*EXERCISE TASK*. Rewrite every line of the items below as a numbered list, leaving out any blank lines.

--- Start PROVIDED ENTRIES ---

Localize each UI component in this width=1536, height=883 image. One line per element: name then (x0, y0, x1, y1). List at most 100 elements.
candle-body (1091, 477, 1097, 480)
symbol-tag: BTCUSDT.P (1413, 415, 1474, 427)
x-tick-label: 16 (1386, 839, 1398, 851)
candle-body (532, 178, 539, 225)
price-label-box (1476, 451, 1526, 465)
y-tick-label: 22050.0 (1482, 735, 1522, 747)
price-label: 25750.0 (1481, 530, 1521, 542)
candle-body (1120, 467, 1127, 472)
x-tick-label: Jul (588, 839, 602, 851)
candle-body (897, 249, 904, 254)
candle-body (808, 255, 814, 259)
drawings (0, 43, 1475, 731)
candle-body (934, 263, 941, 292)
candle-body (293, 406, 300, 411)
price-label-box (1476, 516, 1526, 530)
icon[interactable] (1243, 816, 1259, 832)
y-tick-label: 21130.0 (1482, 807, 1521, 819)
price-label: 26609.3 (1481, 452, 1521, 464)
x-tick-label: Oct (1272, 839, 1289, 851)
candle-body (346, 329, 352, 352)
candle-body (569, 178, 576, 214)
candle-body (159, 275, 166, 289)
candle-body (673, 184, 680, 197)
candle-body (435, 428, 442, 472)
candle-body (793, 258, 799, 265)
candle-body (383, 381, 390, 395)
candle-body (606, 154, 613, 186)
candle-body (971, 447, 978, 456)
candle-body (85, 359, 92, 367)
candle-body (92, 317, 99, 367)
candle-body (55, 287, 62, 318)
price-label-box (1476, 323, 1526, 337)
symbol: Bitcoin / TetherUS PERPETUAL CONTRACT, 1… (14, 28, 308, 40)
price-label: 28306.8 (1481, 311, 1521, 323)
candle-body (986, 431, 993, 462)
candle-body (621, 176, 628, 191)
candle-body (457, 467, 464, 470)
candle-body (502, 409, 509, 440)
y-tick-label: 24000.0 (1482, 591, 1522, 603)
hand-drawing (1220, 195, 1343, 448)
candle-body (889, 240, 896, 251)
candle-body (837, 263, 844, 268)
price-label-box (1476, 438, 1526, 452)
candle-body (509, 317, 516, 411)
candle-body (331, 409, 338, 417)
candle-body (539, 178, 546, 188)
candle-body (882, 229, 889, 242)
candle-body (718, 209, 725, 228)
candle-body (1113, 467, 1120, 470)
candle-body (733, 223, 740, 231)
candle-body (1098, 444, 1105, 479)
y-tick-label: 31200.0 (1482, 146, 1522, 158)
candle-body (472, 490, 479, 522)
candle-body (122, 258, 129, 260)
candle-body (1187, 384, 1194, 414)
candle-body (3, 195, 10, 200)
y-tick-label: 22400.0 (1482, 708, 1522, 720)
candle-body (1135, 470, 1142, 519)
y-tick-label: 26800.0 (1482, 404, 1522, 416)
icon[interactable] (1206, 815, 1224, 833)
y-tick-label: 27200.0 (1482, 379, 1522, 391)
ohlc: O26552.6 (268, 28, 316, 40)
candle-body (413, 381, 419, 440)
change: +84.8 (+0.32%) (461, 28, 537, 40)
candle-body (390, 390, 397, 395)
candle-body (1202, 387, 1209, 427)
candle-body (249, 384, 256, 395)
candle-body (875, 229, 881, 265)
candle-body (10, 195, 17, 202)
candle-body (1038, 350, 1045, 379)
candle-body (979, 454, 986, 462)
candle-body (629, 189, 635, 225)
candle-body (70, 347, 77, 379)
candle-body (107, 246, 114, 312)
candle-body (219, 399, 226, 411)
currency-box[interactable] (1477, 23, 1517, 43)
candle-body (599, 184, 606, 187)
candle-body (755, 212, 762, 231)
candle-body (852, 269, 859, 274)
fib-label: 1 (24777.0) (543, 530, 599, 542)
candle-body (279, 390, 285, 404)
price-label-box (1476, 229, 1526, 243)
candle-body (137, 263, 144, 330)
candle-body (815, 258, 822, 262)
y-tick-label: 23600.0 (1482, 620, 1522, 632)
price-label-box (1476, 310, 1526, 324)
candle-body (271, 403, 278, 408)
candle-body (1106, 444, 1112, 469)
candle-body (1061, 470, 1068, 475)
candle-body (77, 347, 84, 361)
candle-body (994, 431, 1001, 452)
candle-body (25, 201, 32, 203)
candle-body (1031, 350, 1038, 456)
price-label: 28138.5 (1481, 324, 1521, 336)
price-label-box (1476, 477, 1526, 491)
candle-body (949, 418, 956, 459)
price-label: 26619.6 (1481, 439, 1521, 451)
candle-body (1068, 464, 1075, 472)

--- End PROVIDED ENTRIES ---

*EXERCISE RESULT*.
1. Localize each UI component in this width=1536, height=883 image. One line per element: name then (x0, y0, x1, y1). List at most 100 elements.
2. candle-body (1091, 477, 1097, 480)
3. symbol-tag: BTCUSDT.P (1413, 415, 1474, 427)
4. x-tick-label: 16 (1386, 839, 1398, 851)
5. candle-body (532, 178, 539, 225)
6. price-label-box (1476, 451, 1526, 465)
7. y-tick-label: 22050.0 (1482, 735, 1522, 747)
8. price-label: 25750.0 (1481, 530, 1521, 542)
9. candle-body (1120, 467, 1127, 472)
10. x-tick-label: Jul (588, 839, 602, 851)
11. candle-body (897, 249, 904, 254)
12. candle-body (808, 255, 814, 259)
13. drawings (0, 43, 1475, 731)
14. candle-body (934, 263, 941, 292)
15. candle-body (293, 406, 300, 411)
16. price-label-box (1476, 516, 1526, 530)
17. icon[interactable] (1243, 816, 1259, 832)
18. y-tick-label: 21130.0 (1482, 807, 1521, 819)
19. price-label: 26609.3 (1481, 452, 1521, 464)
20. x-tick-label: Oct (1272, 839, 1289, 851)
21. candle-body (346, 329, 352, 352)
22. candle-body (569, 178, 576, 214)
23. candle-body (159, 275, 166, 289)
24. candle-body (673, 184, 680, 197)
25. candle-body (435, 428, 442, 472)
26. candle-body (793, 258, 799, 265)
27. candle-body (383, 381, 390, 395)
28. candle-body (606, 154, 613, 186)
29. candle-body (971, 447, 978, 456)
30. candle-body (85, 359, 92, 367)
31. candle-body (92, 317, 99, 367)
32. candle-body (55, 287, 62, 318)
33. price-label-box (1476, 323, 1526, 337)
34. symbol: Bitcoin / TetherUS PERPETUAL CONTRACT, 1… (14, 28, 308, 40)
35. price-label: 28306.8 (1481, 311, 1521, 323)
36. candle-body (986, 431, 993, 462)
37. candle-body (621, 176, 628, 191)
38. candle-body (457, 467, 464, 470)
39. candle-body (502, 409, 509, 440)
40. y-tick-label: 24000.0 (1482, 591, 1522, 603)
41. hand-drawing (1220, 195, 1343, 448)
42. candle-body (889, 240, 896, 251)
43. candle-body (837, 263, 844, 268)
44. price-label-box (1476, 438, 1526, 452)
45. candle-body (509, 317, 516, 411)
46. candle-body (331, 409, 338, 417)
47. candle-body (539, 178, 546, 188)
48. candle-body (882, 229, 889, 242)
49. candle-body (718, 209, 725, 228)
50. candle-body (1113, 467, 1120, 470)
51. candle-body (733, 223, 740, 231)
52. candle-body (1098, 444, 1105, 479)
53. y-tick-label: 31200.0 (1482, 146, 1522, 158)
54. candle-body (472, 490, 479, 522)
55. candle-body (122, 258, 129, 260)
56. candle-body (1187, 384, 1194, 414)
57. candle-body (3, 195, 10, 200)
58. y-tick-label: 22400.0 (1482, 708, 1522, 720)
59. candle-body (1135, 470, 1142, 519)
60. y-tick-label: 26800.0 (1482, 404, 1522, 416)
61. icon[interactable] (1206, 815, 1224, 833)
62. y-tick-label: 27200.0 (1482, 379, 1522, 391)
63. ohlc: O26552.6 (268, 28, 316, 40)
64. candle-body (413, 381, 419, 440)
65. change: +84.8 (+0.32%) (461, 28, 537, 40)
66. candle-body (390, 390, 397, 395)
67. candle-body (1202, 387, 1209, 427)
68. candle-body (249, 384, 256, 395)
69. candle-body (875, 229, 881, 265)
70. candle-body (10, 195, 17, 202)
71. candle-body (1038, 350, 1045, 379)
72. candle-body (979, 454, 986, 462)
73. candle-body (629, 189, 635, 225)
74. candle-body (70, 347, 77, 379)
75. candle-body (107, 246, 114, 312)
76. candle-body (219, 399, 226, 411)
77. currency-box[interactable] (1477, 23, 1517, 43)
78. candle-body (599, 184, 606, 187)
79. candle-body (755, 212, 762, 231)
80. candle-body (852, 269, 859, 274)
81. fib-label: 1 (24777.0) (543, 530, 599, 542)
82. candle-body (279, 390, 285, 404)
83. price-label-box (1476, 229, 1526, 243)
84. candle-body (137, 263, 144, 330)
85. candle-body (815, 258, 822, 262)
86. y-tick-label: 23600.0 (1482, 620, 1522, 632)
87. price-label-box (1476, 310, 1526, 324)
88. candle-body (271, 403, 278, 408)
89. candle-body (1106, 444, 1112, 469)
90. candle-body (1061, 470, 1068, 475)
91. candle-body (77, 347, 84, 361)
92. candle-body (994, 431, 1001, 452)
93. candle-body (25, 201, 32, 203)
94. candle-body (1031, 350, 1038, 456)
95. price-label: 28138.5 (1481, 324, 1521, 336)
96. price-label-box (1476, 477, 1526, 491)
97. candle-body (949, 418, 956, 459)
98. price-label: 26619.6 (1481, 439, 1521, 451)
99. candle-body (1068, 464, 1075, 472)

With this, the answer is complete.